======== EXTRACTED ENTRIES

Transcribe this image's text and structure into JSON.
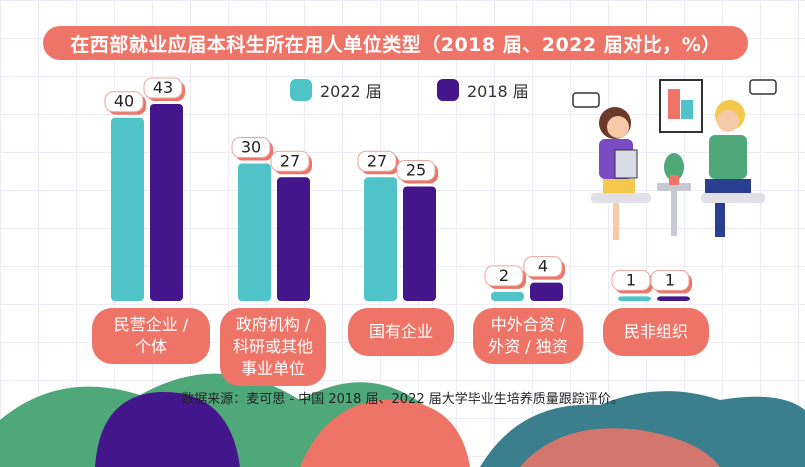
{
  "title": "在西部就业应届本科生所在用人单位类型（2018 届、2022 届对比，%）",
  "source": "数据来源：麦可思 - 中国 2018 届、2022 届大学毕业生培养质量跟踪评价。",
  "colors": {
    "series_2022": "#4fc3c7",
    "series_2018": "#44168c",
    "accent": "#ef7468"
  },
  "chart_data": {
    "type": "bar",
    "title": "在西部就业应届本科生所在用人单位类型（2018 届、2022 届对比，%）",
    "categories": [
      "民营企业 / 个体",
      "政府机构 / 科研或其他事业单位",
      "国有企业",
      "中外合资 / 外资 / 独资",
      "民非组织"
    ],
    "category_labels": [
      "民营企业 /\n个体",
      "政府机构 /\n科研或其他\n事业单位",
      "国有企业",
      "中外合资 /\n外资 / 独资",
      "民非组织"
    ],
    "series": [
      {
        "name": "2022 届",
        "values": [
          40,
          30,
          27,
          2,
          1
        ]
      },
      {
        "name": "2018 届",
        "values": [
          43,
          27,
          25,
          4,
          1
        ]
      }
    ],
    "ylim": [
      0,
      43
    ],
    "legend": "top"
  }
}
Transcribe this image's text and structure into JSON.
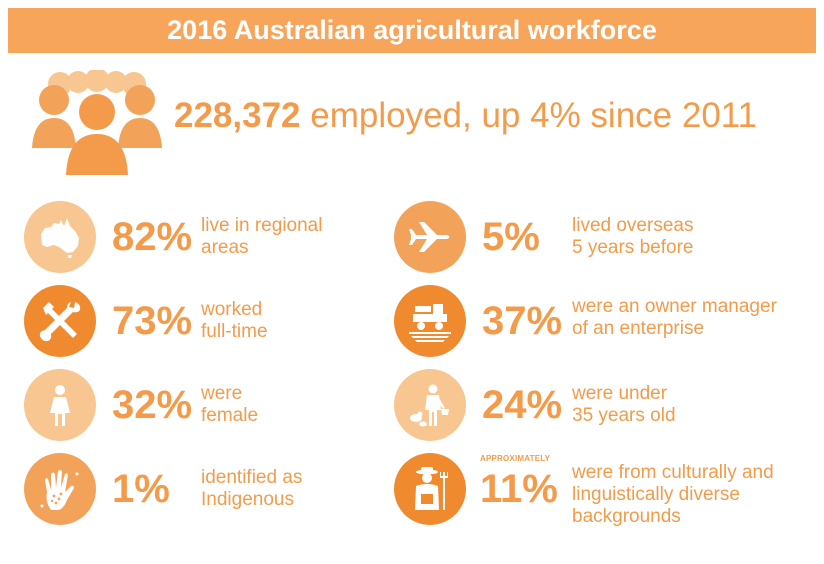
{
  "title": "2016 Australian agricultural workforce",
  "headline": {
    "number": "228,372",
    "text": "employed, up 4% since 2011",
    "icon": "people-group-icon"
  },
  "colors": {
    "banner": "#f7a55a",
    "text": "#f39b4a",
    "circle_light": "#f8c690",
    "circle_mid": "#f3a25a",
    "circle_dark": "#ef8a2e"
  },
  "stats_left": [
    {
      "pct": "82%",
      "line1": "live in regional",
      "line2": "areas",
      "icon": "australia-map-icon"
    },
    {
      "pct": "73%",
      "line1": "worked",
      "line2": "full-time",
      "icon": "tools-icon"
    },
    {
      "pct": "32%",
      "line1": "were",
      "line2": "female",
      "icon": "female-icon"
    },
    {
      "pct": "1%",
      "line1": "identified as",
      "line2": "Indigenous",
      "icon": "handprint-icon"
    }
  ],
  "stats_right": [
    {
      "pct": "5%",
      "line1": "lived overseas",
      "line2": "5 years before",
      "icon": "airplane-icon"
    },
    {
      "pct": "37%",
      "line1": "were an owner manager",
      "line2": "of an enterprise",
      "icon": "tractor-icon"
    },
    {
      "pct": "24%",
      "line1": "were under",
      "line2": "35 years old",
      "icon": "young-farmer-icon"
    },
    {
      "pct": "11%",
      "qualifier": "APPROXIMATELY",
      "line1": "were from culturally and",
      "line2": "linguistically diverse",
      "line3": "backgrounds",
      "icon": "farmer-icon"
    }
  ]
}
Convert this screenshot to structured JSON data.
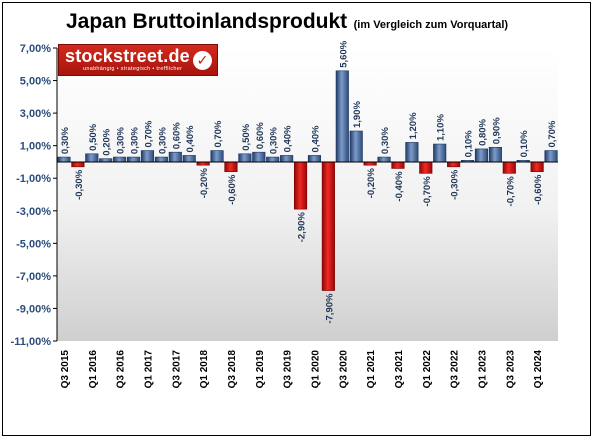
{
  "header": {
    "title": "Japan Bruttoinlandsprodukt",
    "subtitle": "(im Vergleich zum Vorquartal)"
  },
  "logo": {
    "name": "stockstreet.de",
    "tagline": "unabhängig • strategisch • trefflicher"
  },
  "colors": {
    "positive": "#5a7fb5",
    "negative": "#e0141a"
  },
  "chart_data": {
    "type": "bar",
    "title": "Japan Bruttoinlandsprodukt",
    "subtitle": "(im Vergleich zum Vorquartal)",
    "ylim": [
      -11,
      7
    ],
    "yticks": [
      7,
      5,
      3,
      1,
      -1,
      -3,
      -5,
      -7,
      -9,
      -11
    ],
    "ytick_labels": [
      "7,00%",
      "5,00%",
      "3,00%",
      "1,00%",
      "-1,00%",
      "-3,00%",
      "-5,00%",
      "-7,00%",
      "-9,00%",
      "-11,00%"
    ],
    "grid": false,
    "legend": "none",
    "category_labels": [
      "Q3 2015",
      "Q1 2016",
      "Q3 2016",
      "Q1 2017",
      "Q3 2017",
      "Q1 2018",
      "Q3 2018",
      "Q1 2019",
      "Q3 2019",
      "Q1 2020",
      "Q3 2020",
      "Q1 2021",
      "Q3 2021",
      "Q1 2022",
      "Q3 2022",
      "Q1 2023",
      "Q3 2023",
      "Q1 2024"
    ],
    "values": [
      0.3,
      -0.3,
      0.5,
      0.2,
      0.3,
      0.3,
      0.7,
      0.3,
      0.6,
      0.4,
      -0.2,
      0.7,
      -0.6,
      0.5,
      0.6,
      0.3,
      0.4,
      -2.9,
      0.4,
      -7.9,
      5.6,
      1.9,
      -0.2,
      0.3,
      -0.4,
      1.2,
      -0.7,
      1.1,
      -0.3,
      0.1,
      0.8,
      0.9,
      -0.7,
      0.1,
      -0.6,
      0.7
    ],
    "value_labels": [
      "0,30%",
      "-0,30%",
      "0,50%",
      "0,20%",
      "0,30%",
      "0,30%",
      "0,70%",
      "0,30%",
      "0,60%",
      "0,40%",
      "-0,20%",
      "0,70%",
      "-0,60%",
      "0,50%",
      "0,60%",
      "0,30%",
      "0,40%",
      "-2,90%",
      "0,40%",
      "-7,90%",
      "5,60%",
      "1,90%",
      "-0,20%",
      "0,30%",
      "-0,40%",
      "1,20%",
      "-0,70%",
      "1,10%",
      "-0,30%",
      "0,10%",
      "0,80%",
      "0,90%",
      "-0,70%",
      "0,10%",
      "-0,60%",
      "0,70%"
    ]
  }
}
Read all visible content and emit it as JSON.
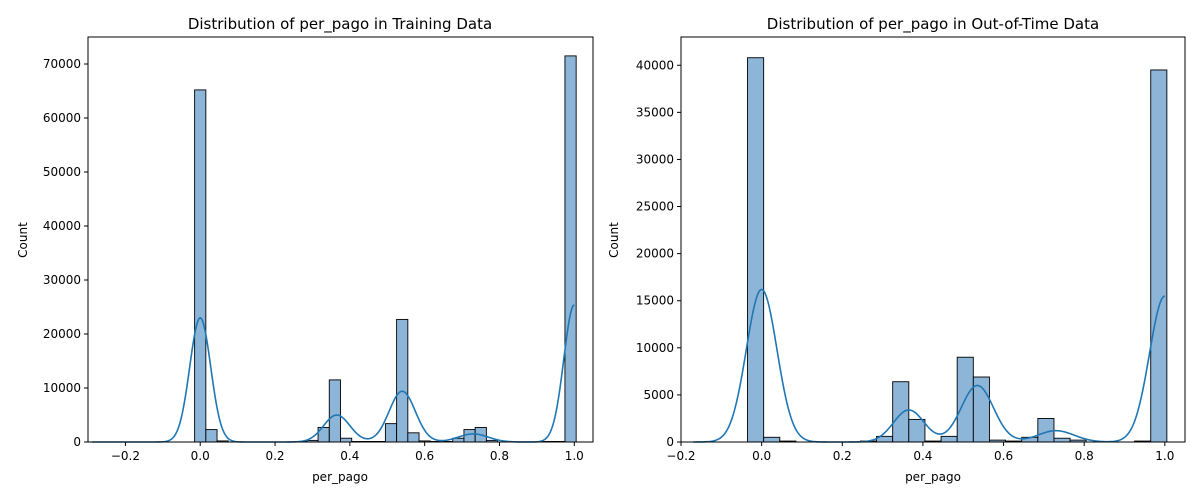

================

Scan the material above. Copy each line where "years" occurs.

▶ **RESULT OF THE TASK**:
      "line2": "5 years before",
      "line2": "35 years old",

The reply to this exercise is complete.